**What to work on**
Write out the passage on triathlon costs and kit below word for word, the stretch from "True enough, you" through "water Ironman event.".

**Document text**
Contrary to popular belief, it is possible to enter and race a triathlon without needing to re-mortgage your home in order to raise enough funds for the race entry and kit.


True enough, you can not race for a fiver (unless you are taking part in one of the club races which, incidentally, are the best value for money events available), but there are alternative local club organised open races which generally start at £25-30 (check the race calendar or ask a fellow club member for details).


This page is designed to cover all your kit requirements from absolute basics for a pool sprint up to everything you might be likely to need for an open water Ironman event.


Obviously you are going to require a bike for the cycle section. The minimum requirement is that the bicycle is roadworthy, which will (should) be checked by the race officials prior to the race. Other than that, for your average age-group non-drafting triathlon, the rest is up to you according to what you want to get out of the race and the sport. Mountain bikes, hybrids and even Bromptons have been seen at many a triathlon lined up alongside the more traditional road or time-trial cycles.


The remainder of the kit is covered below. (Hover over the items for more detailed information).

**Recorded information**
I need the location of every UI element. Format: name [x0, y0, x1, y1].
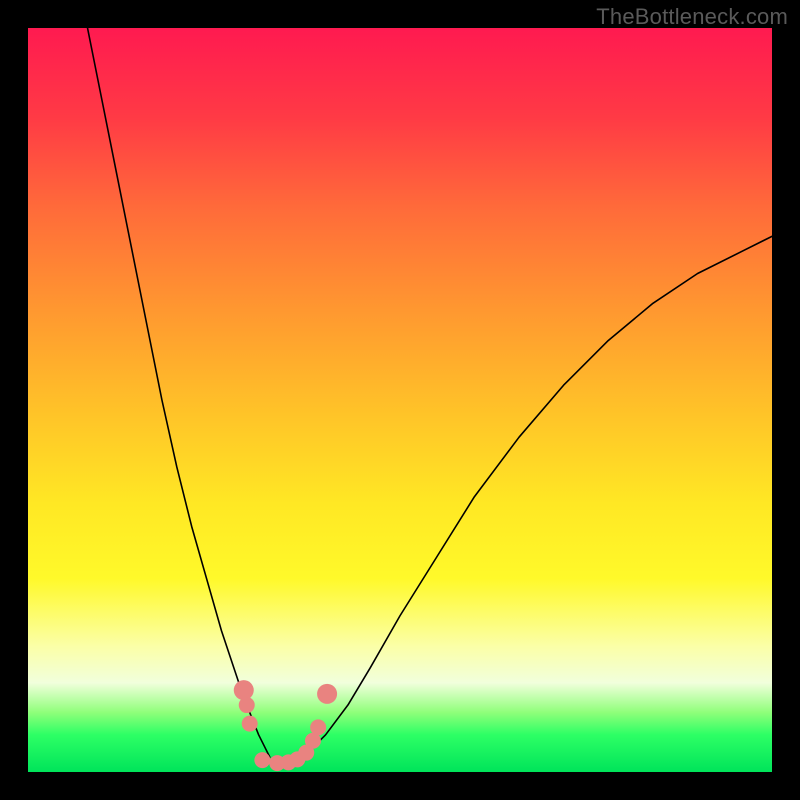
watermark-label: TheBottleneck.com	[596, 4, 788, 30]
marker-point	[317, 684, 337, 704]
marker-point	[254, 752, 270, 768]
curve-left-arm	[88, 28, 270, 757]
chart-frame: TheBottleneck.com	[0, 0, 800, 800]
plot-area	[28, 28, 772, 772]
marker-point	[234, 680, 254, 700]
chart-svg	[28, 28, 772, 772]
marker-point	[242, 716, 258, 732]
marker-point	[239, 697, 255, 713]
curve-right-arm	[303, 236, 772, 757]
marker-point	[310, 719, 326, 735]
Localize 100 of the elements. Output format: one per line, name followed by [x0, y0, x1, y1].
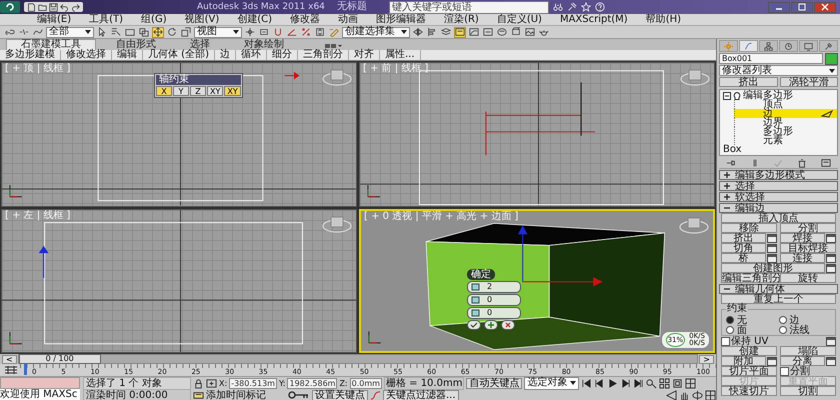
rollout-header[interactable]: 编辑边 [719, 203, 838, 213]
maxscript-field[interactable] [0, 377, 80, 389]
layers-icon[interactable] [440, 26, 452, 38]
search-field[interactable]: 键入关键字或短语 [388, 0, 549, 14]
absolute-mode-icon[interactable] [206, 378, 217, 388]
menu-item[interactable]: MAXScript(M) [550, 14, 637, 25]
panel-button[interactable]: 创建图形 [721, 263, 825, 273]
move-icon[interactable] [152, 26, 164, 38]
menu-item[interactable]: 工具(T) [80, 14, 132, 25]
ribbon-panel-tab[interactable]: 编辑 [112, 50, 143, 60]
panel-button[interactable]: 旋转 [780, 273, 836, 283]
monitor-icon[interactable] [799, 40, 818, 52]
trash-icon[interactable] [797, 158, 808, 168]
pivot-icon[interactable] [244, 26, 256, 38]
stack-item[interactable]: Box [720, 145, 837, 154]
panel-button[interactable]: 插入顶点 [721, 213, 836, 223]
dropdown[interactable]: 全部 [46, 26, 94, 38]
set-key-button[interactable]: 设置关键点 [312, 390, 368, 400]
panel-button[interactable]: 快速切片 [721, 386, 777, 396]
settings-button[interactable] [826, 264, 836, 272]
zoom-extents-icon[interactable] [672, 378, 684, 388]
zoom-icon[interactable] [646, 378, 658, 388]
radio-button[interactable] [778, 326, 786, 334]
axis-button[interactable]: XY [207, 86, 224, 96]
ribbon-panel-tab[interactable]: 三角剖分 [298, 50, 349, 60]
maximize-button[interactable] [791, 2, 813, 12]
axis-button[interactable]: Y [173, 86, 189, 96]
help-icon[interactable] [594, 2, 605, 12]
curve-icon[interactable] [739, 40, 758, 52]
save-icon[interactable] [49, 2, 58, 12]
time-slider-thumb[interactable]: 0 / 100 [18, 354, 101, 364]
dropdown[interactable]: 视图 [194, 26, 242, 38]
align-icon[interactable] [426, 26, 438, 38]
object-name-field[interactable]: Box001 [719, 53, 823, 64]
skip-forward-icon[interactable] [633, 378, 644, 388]
collapse-icon[interactable] [723, 92, 731, 100]
scale-icon[interactable] [180, 26, 192, 38]
axis-button[interactable]: X [156, 86, 172, 96]
app-logo-icon[interactable] [0, 1, 20, 13]
stack-subobject[interactable]: 元素 [734, 136, 837, 145]
stack-subobject[interactable]: 多边形 [734, 127, 837, 136]
panel-button[interactable]: 分离 [780, 356, 825, 366]
new-file-icon[interactable] [27, 2, 36, 12]
axis-button[interactable]: Z [190, 86, 206, 96]
lock-icon[interactable] [193, 378, 204, 388]
settings-button[interactable] [826, 234, 836, 242]
rollout-header[interactable]: 编辑几何体 [719, 284, 838, 294]
zoom-extents-all-icon[interactable] [685, 378, 696, 388]
panel-button[interactable]: 切角 [721, 243, 766, 253]
clock-icon[interactable] [779, 40, 798, 52]
time-slider-track[interactable]: 0 / 100 [18, 354, 698, 364]
ribbon-panel-tab[interactable]: 细分 [266, 50, 298, 60]
checkbox[interactable] [780, 366, 789, 376]
object-color-swatch[interactable] [825, 53, 838, 65]
caddy-field[interactable]: 0 [467, 294, 521, 306]
panel-button[interactable]: 目标焊接 [780, 243, 836, 253]
settings-button[interactable] [767, 234, 777, 242]
lightbulb-icon[interactable] [733, 92, 741, 100]
ribbon-panel-tab[interactable]: 修改选择 [61, 50, 112, 60]
ribbon-panel-tab[interactable]: 属性... [380, 50, 421, 60]
checkmark-icon[interactable] [773, 158, 784, 168]
menu-item[interactable]: 创建(C) [228, 14, 282, 25]
key-set-dropdown[interactable]: 选定对象 [524, 376, 580, 390]
ribbon-panel-tab[interactable]: 循环 [236, 50, 267, 60]
modifier-button[interactable]: 挤出 [719, 77, 778, 87]
panel-button[interactable]: 塌陷 [780, 346, 836, 356]
percent-snap-icon[interactable] [300, 26, 312, 38]
coordinate-field[interactable]: 1982.586m [287, 378, 338, 388]
step-back-icon[interactable] [594, 378, 606, 388]
menu-item[interactable]: 图形编辑器 [367, 14, 436, 25]
mirror-icon[interactable] [412, 26, 424, 38]
ribbon-panel-tab[interactable]: 几何体 (全部) [143, 50, 215, 60]
close-button[interactable] [814, 2, 836, 12]
settings-button[interactable] [826, 254, 836, 262]
auto-key-button[interactable]: 自动关键点 [466, 378, 522, 388]
curve-icon[interactable] [370, 390, 381, 400]
star-outline-icon[interactable] [580, 2, 591, 12]
ribbon-panel-tab[interactable]: 对齐 [348, 50, 380, 60]
panel-button[interactable]: 切片平面 [721, 366, 777, 376]
plus-button-icon[interactable] [484, 320, 498, 330]
window-icon[interactable] [821, 158, 832, 168]
maximize-viewport-icon[interactable] [705, 390, 716, 400]
rollout-header[interactable]: 编辑多边形模式 [719, 170, 838, 180]
caddy-field[interactable]: 0 [467, 306, 521, 318]
time-tag-text[interactable]: 添加时间标记 [206, 390, 266, 400]
list-cursor-icon[interactable] [110, 26, 122, 38]
radio-button[interactable] [726, 326, 734, 334]
menu-item[interactable]: 修改器 [281, 14, 330, 25]
dropdown[interactable]: 创建选择集 [342, 26, 410, 38]
ribbon-toggle-icon[interactable] [454, 26, 466, 38]
panel-button[interactable]: 桥 [721, 253, 766, 263]
ribbon-tab[interactable]: 石墨建模工具 [6, 39, 96, 50]
ribbon-tab[interactable]: 选择 [176, 40, 224, 50]
rollout-header[interactable]: 选择 [719, 181, 838, 191]
caddy-field[interactable]: 2 [467, 280, 521, 292]
axis-button[interactable]: XY [224, 86, 241, 96]
checkmark-button-icon[interactable] [467, 320, 481, 330]
frame-window-icon[interactable] [524, 26, 536, 38]
time-tag-icon[interactable] [193, 390, 204, 400]
ribbon-panel-tab[interactable]: 多边形建模 [0, 50, 61, 60]
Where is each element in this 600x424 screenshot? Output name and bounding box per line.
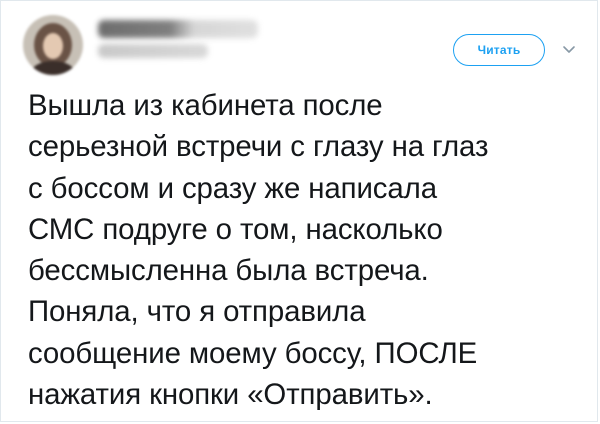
- tweet-line: Поняла, что я отправила: [28, 295, 366, 329]
- tweet-line: с боссом и сразу же написала: [28, 171, 437, 205]
- follow-button-label: Читать: [477, 43, 521, 57]
- tweet-line: Вышла из кабинета после: [28, 89, 383, 122]
- tweet-line: СМС подруге о том, насколько: [28, 212, 443, 246]
- tweet-line: нажатия кнопки «Отправить».: [28, 378, 433, 412]
- avatar[interactable]: [23, 15, 83, 75]
- chevron-down-icon[interactable]: [559, 39, 579, 59]
- tweet-line: серьезной встречи с глазу на глаз: [28, 130, 489, 164]
- avatar-image: [23, 15, 83, 75]
- follow-button[interactable]: Читать: [453, 34, 545, 66]
- tweet-text: Вышла из кабинета после серьезной встречи…: [28, 85, 588, 415]
- tweet-line: бессмысленна была встреча.: [28, 254, 429, 288]
- tweet-card: Читать Вышла из кабинета после серьезной …: [0, 0, 598, 422]
- author-name-blurred[interactable]: [98, 20, 258, 38]
- author-handle-blurred[interactable]: [98, 44, 208, 58]
- tweet-line: сообщение моему боссу, ПОСЛЕ: [28, 336, 478, 370]
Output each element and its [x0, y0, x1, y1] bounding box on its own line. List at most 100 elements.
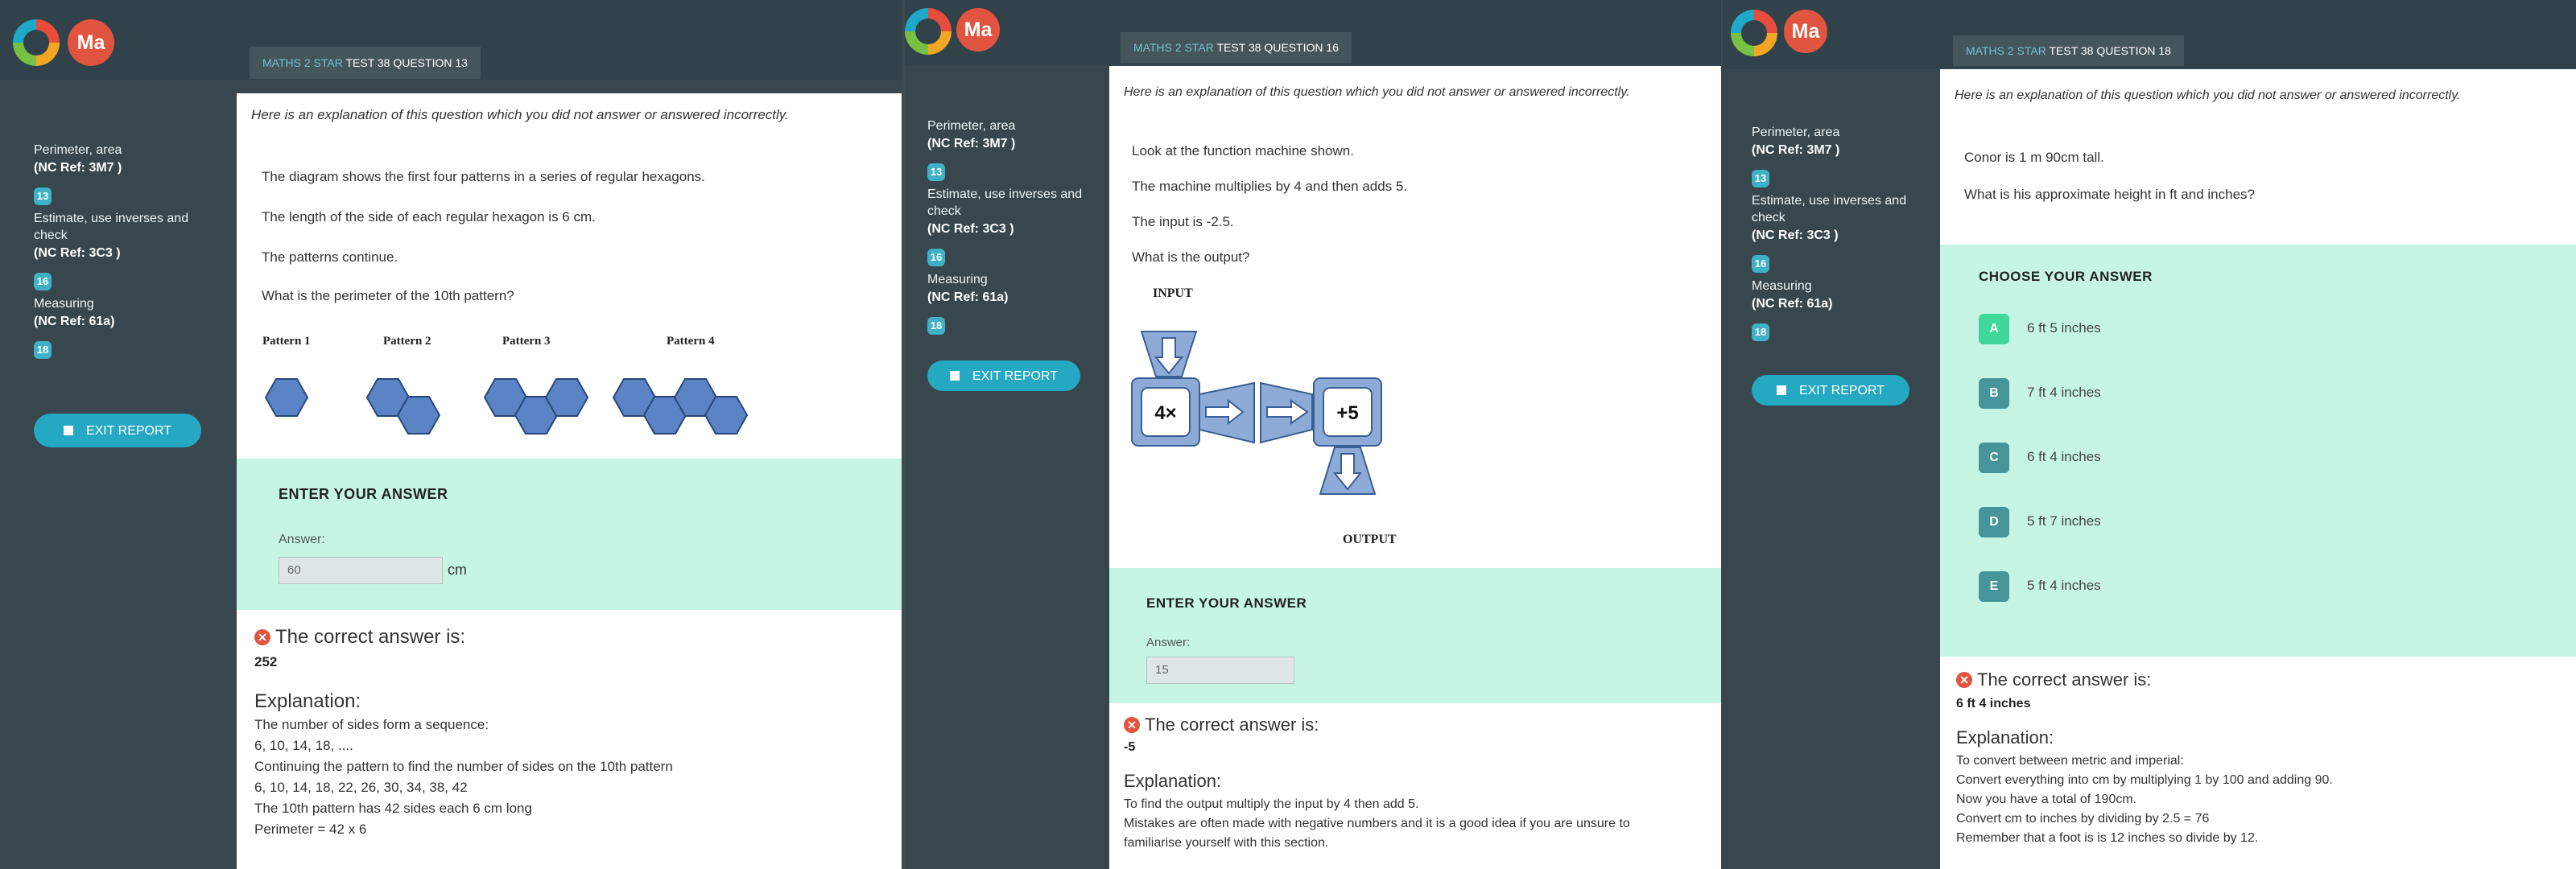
choice-text: 5 ft 4 inches: [2027, 578, 2101, 593]
question-content: Here is an explanation of this question …: [1109, 66, 1721, 869]
enter-answer-title: ENTER YOUR ANSWER: [279, 486, 448, 502]
report-panel-q18: Ma Perimeter, area (NC Ref: 3M7 ) 13 Est…: [1723, 0, 2576, 869]
topic-ref: (NC Ref: 3M7 ): [1752, 143, 1840, 157]
explanation-line: The 10th pattern has 42 sides each 6 cm …: [254, 801, 532, 816]
explanation-line: To convert between metric and imperial:: [1956, 754, 2184, 768]
question-badge[interactable]: 18: [927, 317, 945, 335]
stop-icon: [63, 426, 73, 435]
question-badge[interactable]: 16: [34, 273, 52, 290]
question-line: What is his approximate height in ft and…: [1964, 187, 2255, 202]
topic-label: Measuring: [1752, 279, 1812, 293]
operation-label: 4×: [1154, 402, 1176, 424]
correct-answer-heading: ✕ The correct answer is:: [1956, 669, 2151, 690]
explanation-line: Mistakes are often made with negative nu…: [1124, 817, 1630, 830]
pattern-label: Pattern 1: [262, 335, 311, 348]
answer-label: Answer:: [1146, 636, 1191, 649]
logo-icon[interactable]: [1731, 10, 1777, 56]
correct-heading-text: The correct answer is:: [1977, 669, 2152, 690]
topic-label: Estimate, use inverses and check: [1752, 194, 1907, 224]
question-line: The machine multiplies by 4 and then add…: [1132, 179, 1408, 194]
topic-label: Estimate, use inverses and check: [927, 187, 1083, 218]
topic-label: Perimeter, area: [1752, 126, 1840, 139]
question-line: What is the output?: [1132, 249, 1250, 265]
choice-letter: D: [1979, 507, 2009, 537]
topic-label: Perimeter, area: [927, 119, 1016, 133]
explanation-line: Perimeter = 42 x 6: [254, 822, 367, 837]
avatar[interactable]: Ma: [68, 19, 114, 66]
incorrect-icon: ✕: [1956, 672, 1972, 688]
explanation-line: The number of sides form a sequence:: [254, 717, 489, 732]
logo-icon[interactable]: [905, 8, 952, 55]
exit-report-button[interactable]: EXIT REPORT: [1752, 375, 1909, 406]
question-badge[interactable]: 18: [34, 341, 52, 359]
answer-label: Answer:: [279, 533, 325, 546]
exit-report-button[interactable]: EXIT REPORT: [34, 414, 201, 447]
topic-label: Perimeter, area: [34, 143, 122, 157]
explanation-intro: Here is an explanation of this question …: [251, 107, 789, 122]
choice-letter: A: [1979, 314, 2009, 344]
stop-icon: [1776, 385, 1786, 395]
topic-ref: (NC Ref: 3M7 ): [34, 161, 122, 175]
explanation-heading: Explanation:: [1124, 771, 1222, 791]
pattern-label: Pattern 2: [383, 335, 431, 348]
explanation-line: 6, 10, 14, 18, ....: [254, 738, 353, 753]
explanation-line: 6, 10, 14, 18, 22, 26, 30, 34, 38, 42: [254, 780, 468, 795]
question-badge[interactable]: 13: [927, 163, 945, 181]
topic-ref: (NC Ref: 3C3 ): [34, 246, 121, 260]
question-badge[interactable]: 18: [1752, 323, 1769, 341]
exit-report-button[interactable]: EXIT REPORT: [927, 360, 1080, 391]
choice-text: 5 ft 7 inches: [2027, 513, 2101, 529]
choice-text: 6 ft 4 inches: [2027, 449, 2101, 464]
explanation-text: To find the output multiply the input by…: [1124, 795, 1630, 853]
explanation-heading: Explanation:: [1956, 727, 2054, 748]
question-line: Look at the function machine shown.: [1132, 143, 1354, 159]
choice-letter: C: [1979, 443, 2009, 473]
correct-answer-heading: ✕ The correct answer is:: [1124, 715, 1319, 735]
question-tab: MATHS 2 STAR TEST 38 QUESTION 18: [1953, 35, 2184, 66]
topic-ref: (NC Ref: 3M7 ): [927, 137, 1016, 150]
report-panel-q13: Ma Perimeter, area (NC Ref: 3M7 ) 13 Est…: [0, 0, 902, 869]
choice-text: 7 ft 4 inches: [2027, 385, 2101, 400]
answer-input[interactable]: 15: [1146, 657, 1294, 684]
tab-subject: MATHS 2 STAR: [1966, 44, 2046, 57]
question-line: Conor is 1 m 90cm tall.: [1964, 150, 2104, 165]
answer-input[interactable]: 60: [279, 557, 443, 584]
answer-section: CHOOSE YOUR ANSWER A 6 ft 5 inches B 7 f…: [1940, 245, 2576, 657]
avatar[interactable]: Ma: [1784, 10, 1827, 53]
question-badge[interactable]: 16: [927, 249, 945, 266]
explanation-line: familiarise yourself with this section.: [1124, 836, 1329, 850]
avatar[interactable]: Ma: [956, 8, 1000, 51]
explanation-line: Convert everything into cm by multiplyin…: [1956, 773, 2333, 787]
topic-sidebar: Perimeter, area (NC Ref: 3M7 ) 13 Estima…: [1752, 124, 1913, 346]
explanation-line: To find the output multiply the input by…: [1124, 797, 1419, 811]
topic-sidebar: Perimeter, area (NC Ref: 3M7 ) 13 Estima…: [927, 117, 1113, 340]
question-line: The input is -2.5.: [1132, 214, 1234, 229]
operation-label: +5: [1336, 402, 1358, 424]
topic-sidebar: Perimeter, area (NC Ref: 3M7 ) 13 Estima…: [34, 142, 219, 364]
choice-letter: B: [1979, 378, 2009, 409]
correct-answer-value: 252: [254, 654, 278, 669]
logo-icon[interactable]: [13, 19, 60, 66]
exit-report-label: EXIT REPORT: [1798, 384, 1885, 397]
question-badge[interactable]: 16: [1752, 255, 1769, 273]
function-machine-diagram: 4× +5: [1131, 331, 1382, 495]
explanation-line: Now you have a total of 190cm.: [1956, 793, 2137, 806]
answer-section: ENTER YOUR ANSWER Answer: 60 cm: [237, 459, 902, 610]
correct-heading-text: The correct answer is:: [1145, 715, 1319, 735]
question-tab: MATHS 2 STAR TEST 38 QUESTION 13: [250, 47, 481, 79]
topic-label: Measuring: [34, 297, 94, 311]
tab-question: TEST 38 QUESTION 16: [1216, 41, 1339, 54]
pattern-label: Pattern 4: [667, 335, 715, 348]
question-badge[interactable]: 13: [1752, 170, 1769, 187]
topic-ref: (NC Ref: 61a): [34, 315, 115, 328]
tab-question: TEST 38 QUESTION 18: [2049, 44, 2171, 57]
exit-report-label: EXIT REPORT: [85, 424, 172, 438]
report-panel-q16: Ma Perimeter, area (NC Ref: 3M7 ) 13 Est…: [905, 0, 1721, 869]
incorrect-icon: ✕: [254, 629, 270, 645]
stop-icon: [949, 371, 960, 381]
tab-question: TEST 38 QUESTION 13: [345, 56, 468, 69]
choice-text: 6 ft 5 inches: [2027, 320, 2101, 336]
question-badge[interactable]: 13: [34, 187, 52, 205]
explanation-line: Continuing the pattern to find the numbe…: [254, 759, 673, 774]
explanation-heading: Explanation:: [254, 690, 361, 712]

**Result for this task**
True enough, you can not race for a fiver (unless you are taking part in one of the club races which, incidentally, are the best value for money events available), but there are alternative local club organised open races which generally start at £25-30 (check the race calendar or ask a fellow club member for details).


This page is designed to cover all your kit requirements from absolute basics for a pool sprint up to everything you might be likely to need for an open water Ironman event.